Problem requirements: Each record is to be printed again precisely as it reads.

────

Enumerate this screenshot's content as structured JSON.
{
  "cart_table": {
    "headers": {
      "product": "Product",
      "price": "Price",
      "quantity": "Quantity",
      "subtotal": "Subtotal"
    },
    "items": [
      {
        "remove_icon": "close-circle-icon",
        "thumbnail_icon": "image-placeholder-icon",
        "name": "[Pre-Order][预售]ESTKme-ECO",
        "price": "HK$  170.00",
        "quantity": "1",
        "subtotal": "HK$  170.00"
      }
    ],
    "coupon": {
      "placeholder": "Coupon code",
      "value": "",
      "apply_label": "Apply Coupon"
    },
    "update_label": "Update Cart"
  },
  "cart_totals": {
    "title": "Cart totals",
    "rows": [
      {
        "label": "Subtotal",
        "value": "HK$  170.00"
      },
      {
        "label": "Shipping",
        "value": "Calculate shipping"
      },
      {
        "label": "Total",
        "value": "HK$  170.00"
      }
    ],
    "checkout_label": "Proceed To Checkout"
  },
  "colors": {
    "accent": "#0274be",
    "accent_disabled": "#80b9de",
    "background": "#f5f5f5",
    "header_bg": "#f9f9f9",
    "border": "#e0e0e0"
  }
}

────

Written solution:
Enumerate this screenshot's content as structured JSON.
{
  "cart_table": {
    "headers": {
      "product": "Product",
      "price": "Price",
      "quantity": "Quantity",
      "subtotal": "Subtotal"
    },
    "items": [
      {
        "remove_icon": "close-circle-icon",
        "thumbnail_icon": "image-placeholder-icon",
        "name": "[Pre-Order][预售]ESTKme-ECO",
        "price": "HK$  170.00",
        "quantity": "1",
        "subtotal": "HK$  170.00"
      }
    ],
    "coupon": {
      "placeholder": "Coupon code",
      "value": "",
      "apply_label": "Apply Coupon"
    },
    "update_label": "Update Cart"
  },
  "cart_totals": {
    "title": "Cart totals",
    "rows": [
      {
        "label": "Subtotal",
        "value": "HK$  170.00"
      },
      {
        "label": "Shipping",
        "value": "Calculate shipping"
      },
      {
        "label": "Total",
        "value": "HK$  170.00"
      }
    ],
    "checkout_label": "Proceed To Checkout"
  },
  "colors": {
    "accent": "#0274be",
    "accent_disabled": "#80b9de",
    "background": "#f5f5f5",
    "header_bg": "#f9f9f9",
    "border": "#e0e0e0"
  }
}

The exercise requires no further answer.